## Start
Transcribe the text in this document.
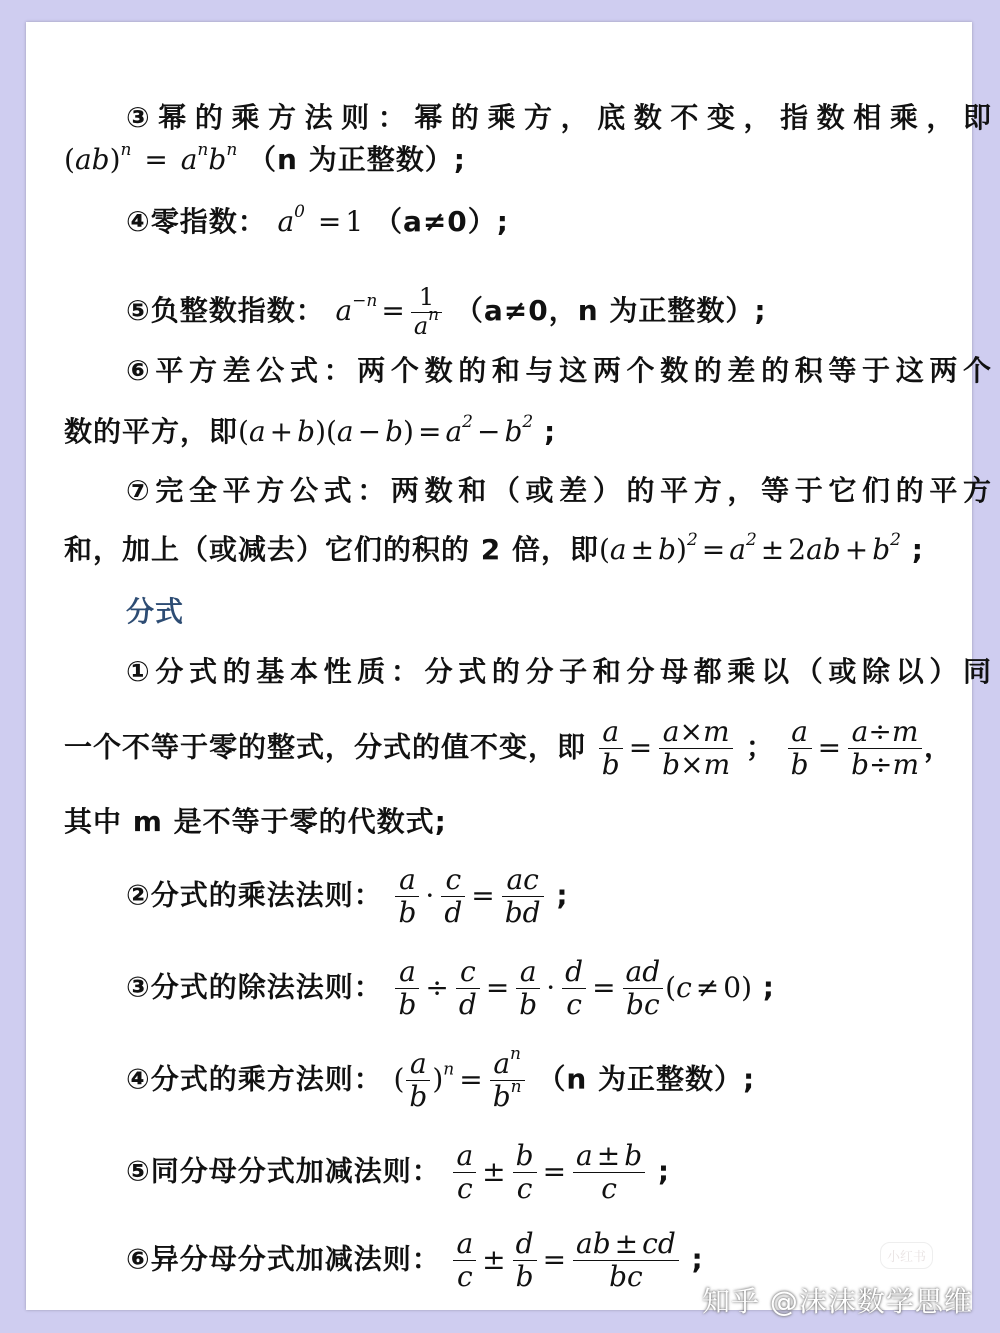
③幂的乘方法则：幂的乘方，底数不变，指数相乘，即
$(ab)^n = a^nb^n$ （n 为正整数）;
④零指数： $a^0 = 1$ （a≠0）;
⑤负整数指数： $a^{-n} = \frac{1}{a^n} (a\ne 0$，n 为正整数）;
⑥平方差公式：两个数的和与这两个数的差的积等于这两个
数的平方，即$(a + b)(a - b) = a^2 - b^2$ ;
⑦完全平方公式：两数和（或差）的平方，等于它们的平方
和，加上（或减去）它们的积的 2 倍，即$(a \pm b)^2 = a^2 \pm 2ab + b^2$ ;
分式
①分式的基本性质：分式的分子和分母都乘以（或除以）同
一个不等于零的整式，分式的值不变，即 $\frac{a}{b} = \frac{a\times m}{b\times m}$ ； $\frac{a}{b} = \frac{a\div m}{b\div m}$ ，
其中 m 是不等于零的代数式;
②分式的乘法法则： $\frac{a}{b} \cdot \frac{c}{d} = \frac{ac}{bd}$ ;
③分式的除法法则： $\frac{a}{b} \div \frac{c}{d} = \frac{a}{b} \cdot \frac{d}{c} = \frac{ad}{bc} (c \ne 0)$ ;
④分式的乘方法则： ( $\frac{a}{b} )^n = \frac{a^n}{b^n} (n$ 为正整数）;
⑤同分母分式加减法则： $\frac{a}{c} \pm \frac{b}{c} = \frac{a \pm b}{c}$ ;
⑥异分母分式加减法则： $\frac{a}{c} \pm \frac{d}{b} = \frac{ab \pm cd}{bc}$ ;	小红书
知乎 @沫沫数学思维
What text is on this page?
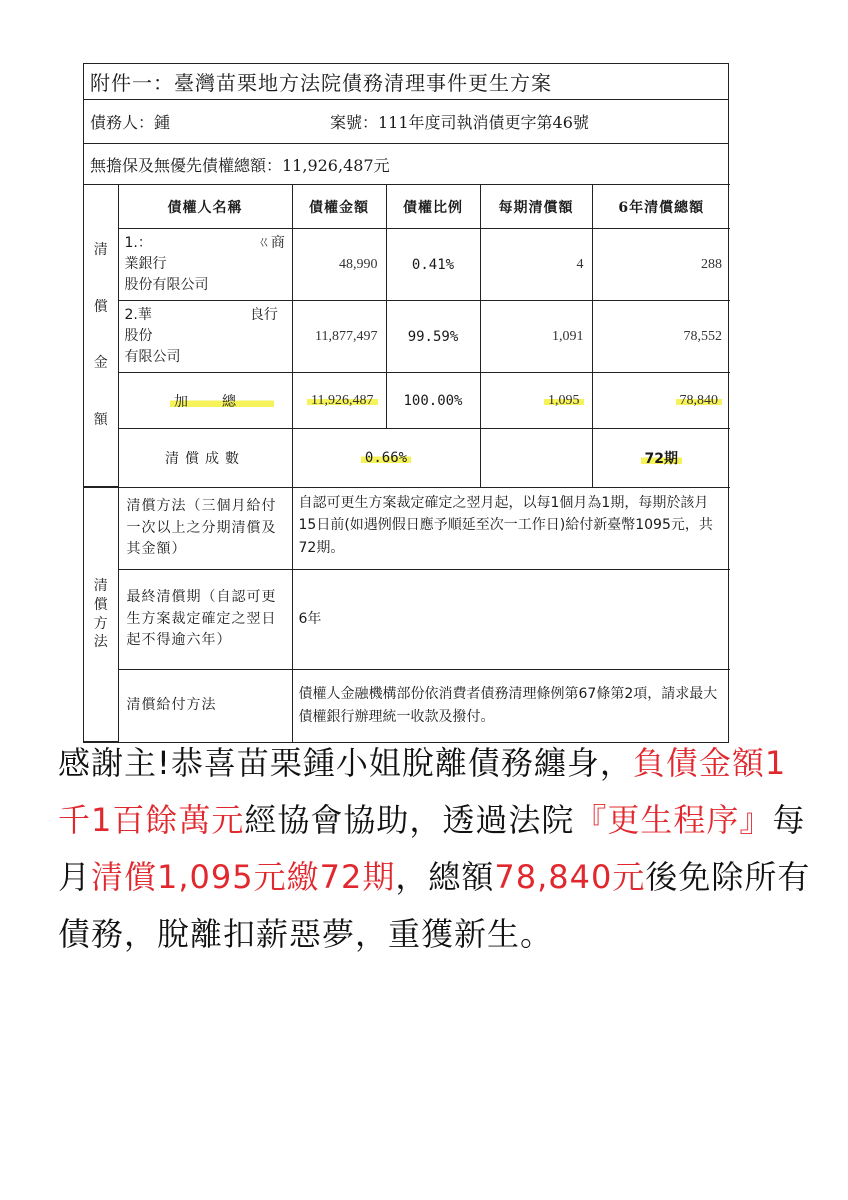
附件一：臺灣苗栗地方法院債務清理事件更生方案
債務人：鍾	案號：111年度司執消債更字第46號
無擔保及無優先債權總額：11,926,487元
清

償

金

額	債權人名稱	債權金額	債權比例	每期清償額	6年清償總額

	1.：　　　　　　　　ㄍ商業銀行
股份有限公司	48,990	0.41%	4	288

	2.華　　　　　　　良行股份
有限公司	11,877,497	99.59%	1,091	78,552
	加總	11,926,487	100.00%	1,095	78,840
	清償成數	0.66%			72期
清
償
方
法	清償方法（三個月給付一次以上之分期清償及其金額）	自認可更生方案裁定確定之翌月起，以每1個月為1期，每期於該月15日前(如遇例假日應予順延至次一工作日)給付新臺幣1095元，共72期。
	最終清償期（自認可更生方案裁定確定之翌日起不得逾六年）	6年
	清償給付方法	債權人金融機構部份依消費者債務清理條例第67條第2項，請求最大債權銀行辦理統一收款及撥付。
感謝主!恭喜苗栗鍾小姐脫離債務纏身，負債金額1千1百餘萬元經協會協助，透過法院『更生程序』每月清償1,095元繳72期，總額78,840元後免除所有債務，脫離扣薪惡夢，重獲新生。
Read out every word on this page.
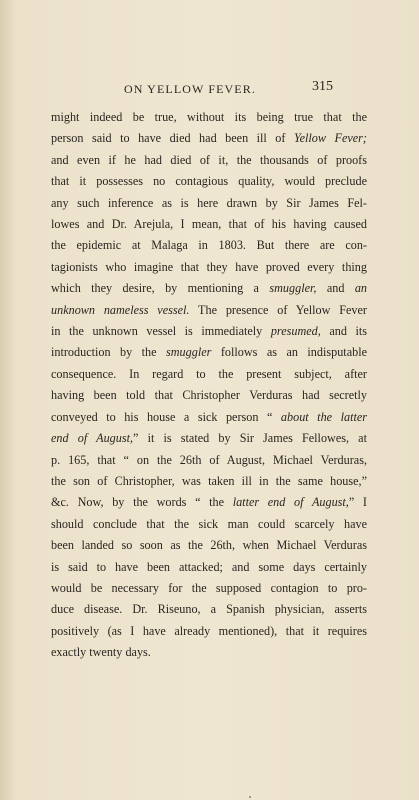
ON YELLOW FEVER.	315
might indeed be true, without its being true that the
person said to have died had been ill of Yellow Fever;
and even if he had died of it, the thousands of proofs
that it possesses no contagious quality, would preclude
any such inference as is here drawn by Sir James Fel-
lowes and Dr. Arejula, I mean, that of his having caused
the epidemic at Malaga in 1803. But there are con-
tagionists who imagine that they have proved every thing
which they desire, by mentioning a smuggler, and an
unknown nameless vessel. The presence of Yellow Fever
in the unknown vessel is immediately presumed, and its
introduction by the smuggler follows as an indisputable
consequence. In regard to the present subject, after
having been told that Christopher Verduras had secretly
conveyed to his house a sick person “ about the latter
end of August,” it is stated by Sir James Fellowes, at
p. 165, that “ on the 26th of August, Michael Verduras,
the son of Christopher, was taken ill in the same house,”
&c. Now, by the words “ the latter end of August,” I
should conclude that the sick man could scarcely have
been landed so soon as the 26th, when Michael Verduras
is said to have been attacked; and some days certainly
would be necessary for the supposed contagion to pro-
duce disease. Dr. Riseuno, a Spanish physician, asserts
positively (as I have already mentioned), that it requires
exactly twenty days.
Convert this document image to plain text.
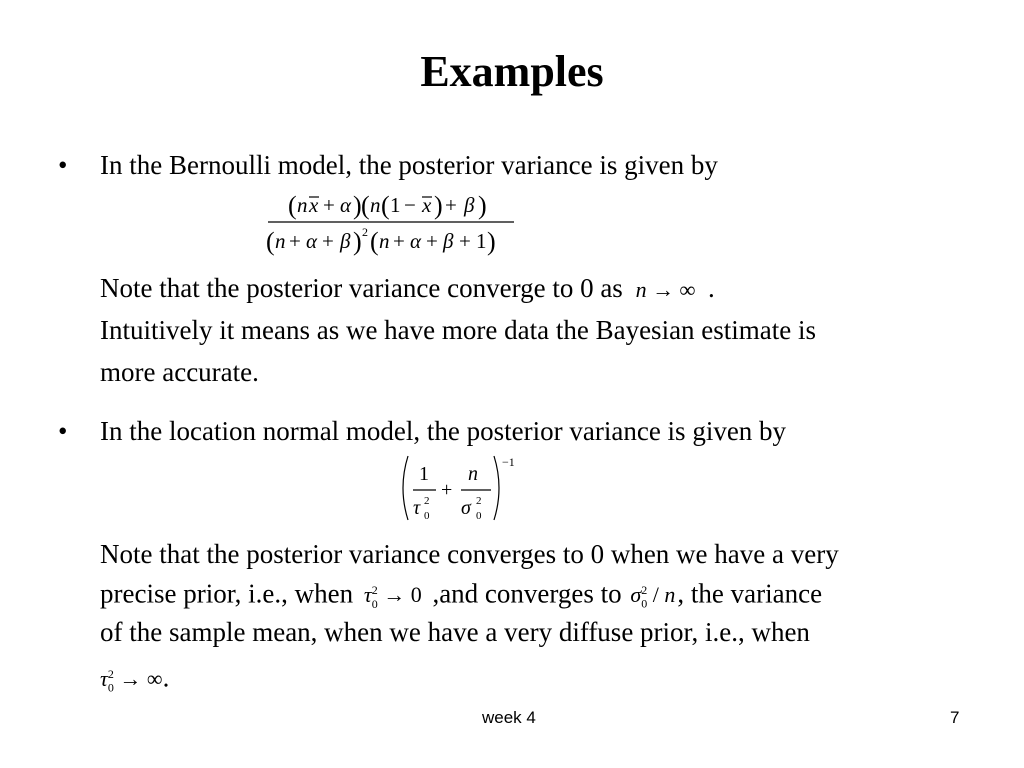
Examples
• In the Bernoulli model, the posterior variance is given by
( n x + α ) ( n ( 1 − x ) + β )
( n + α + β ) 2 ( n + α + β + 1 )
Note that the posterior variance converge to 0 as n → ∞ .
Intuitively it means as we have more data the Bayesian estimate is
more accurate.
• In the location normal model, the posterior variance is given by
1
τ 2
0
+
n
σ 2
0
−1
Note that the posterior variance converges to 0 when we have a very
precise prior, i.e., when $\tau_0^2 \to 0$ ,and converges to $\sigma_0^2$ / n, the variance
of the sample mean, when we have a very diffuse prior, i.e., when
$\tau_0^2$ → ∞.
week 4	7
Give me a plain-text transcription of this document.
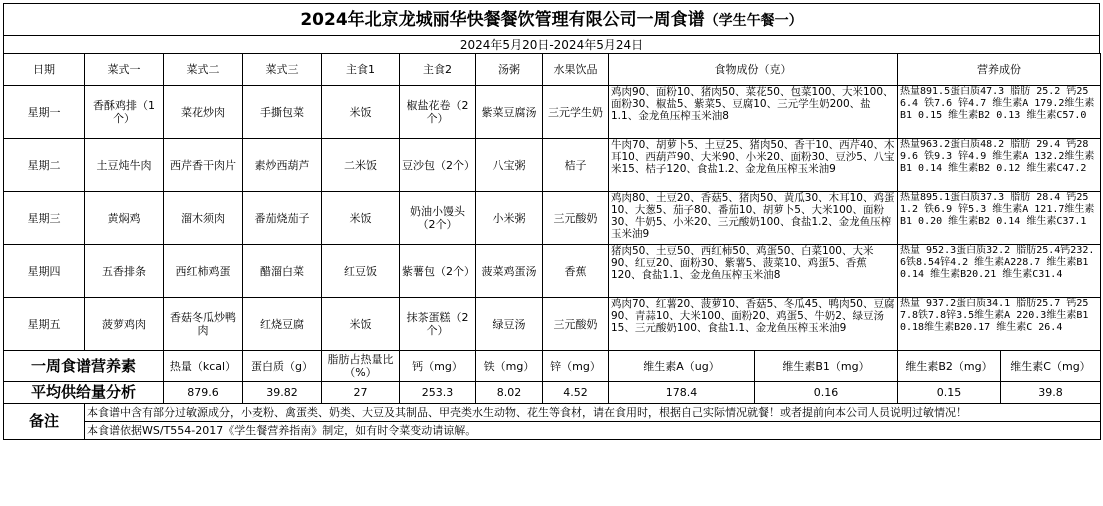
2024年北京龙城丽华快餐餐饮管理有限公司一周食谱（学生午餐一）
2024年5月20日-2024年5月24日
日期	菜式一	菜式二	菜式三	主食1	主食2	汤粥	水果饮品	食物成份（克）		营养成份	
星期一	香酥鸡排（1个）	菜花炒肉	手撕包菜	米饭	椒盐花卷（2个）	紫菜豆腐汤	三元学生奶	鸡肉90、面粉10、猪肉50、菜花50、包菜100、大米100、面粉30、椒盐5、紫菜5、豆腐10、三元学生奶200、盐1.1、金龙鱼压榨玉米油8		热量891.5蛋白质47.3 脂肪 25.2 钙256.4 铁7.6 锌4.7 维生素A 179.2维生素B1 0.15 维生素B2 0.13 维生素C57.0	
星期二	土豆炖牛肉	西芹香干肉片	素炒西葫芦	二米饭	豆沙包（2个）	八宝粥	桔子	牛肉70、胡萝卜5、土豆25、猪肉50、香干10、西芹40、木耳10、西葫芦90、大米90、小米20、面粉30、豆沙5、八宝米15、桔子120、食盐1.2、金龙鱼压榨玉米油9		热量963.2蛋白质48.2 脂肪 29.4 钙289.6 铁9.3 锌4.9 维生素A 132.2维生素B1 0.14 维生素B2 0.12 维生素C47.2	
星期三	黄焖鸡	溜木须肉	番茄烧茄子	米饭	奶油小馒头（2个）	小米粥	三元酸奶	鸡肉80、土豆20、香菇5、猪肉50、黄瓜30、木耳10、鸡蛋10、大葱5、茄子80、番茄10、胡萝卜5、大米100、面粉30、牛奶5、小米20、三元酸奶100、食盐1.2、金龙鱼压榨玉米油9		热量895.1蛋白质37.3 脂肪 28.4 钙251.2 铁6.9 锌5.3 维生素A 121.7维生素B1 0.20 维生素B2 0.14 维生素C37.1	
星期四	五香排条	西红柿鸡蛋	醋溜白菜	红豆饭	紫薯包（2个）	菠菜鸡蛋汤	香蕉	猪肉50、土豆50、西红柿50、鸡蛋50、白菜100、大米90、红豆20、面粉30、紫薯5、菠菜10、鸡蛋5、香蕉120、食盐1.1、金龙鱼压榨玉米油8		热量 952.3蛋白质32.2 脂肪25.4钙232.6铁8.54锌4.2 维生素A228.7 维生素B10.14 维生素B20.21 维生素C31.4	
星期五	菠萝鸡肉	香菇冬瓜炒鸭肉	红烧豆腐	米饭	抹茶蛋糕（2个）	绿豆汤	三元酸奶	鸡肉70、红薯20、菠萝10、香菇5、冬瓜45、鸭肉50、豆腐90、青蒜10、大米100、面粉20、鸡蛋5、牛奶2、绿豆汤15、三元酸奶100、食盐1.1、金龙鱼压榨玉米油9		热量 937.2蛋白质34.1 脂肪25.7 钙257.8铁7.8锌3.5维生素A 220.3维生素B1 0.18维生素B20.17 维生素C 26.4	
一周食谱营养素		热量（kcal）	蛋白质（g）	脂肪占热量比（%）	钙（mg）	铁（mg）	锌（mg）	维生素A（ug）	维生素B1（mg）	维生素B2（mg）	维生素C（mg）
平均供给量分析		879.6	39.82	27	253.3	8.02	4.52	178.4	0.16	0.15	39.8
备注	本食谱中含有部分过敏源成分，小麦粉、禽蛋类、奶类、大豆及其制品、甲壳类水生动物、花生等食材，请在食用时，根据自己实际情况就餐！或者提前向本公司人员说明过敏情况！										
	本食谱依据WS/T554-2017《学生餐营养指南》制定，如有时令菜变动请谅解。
## End
## [Written problem]
Scan the entries above for the word "when" and collect each line holding it.

## [Task answer]
been landed so soon as the 26th, when Michael Verduras
Note that the posterior variance converges to 0 when we have a very
precise prior, i.e., when $\tau_0^2 \to 0$ ,and converges to $\sigma_0^2$ / n, the variance
of the sample mean, when we have a very diffuse prior, i.e., when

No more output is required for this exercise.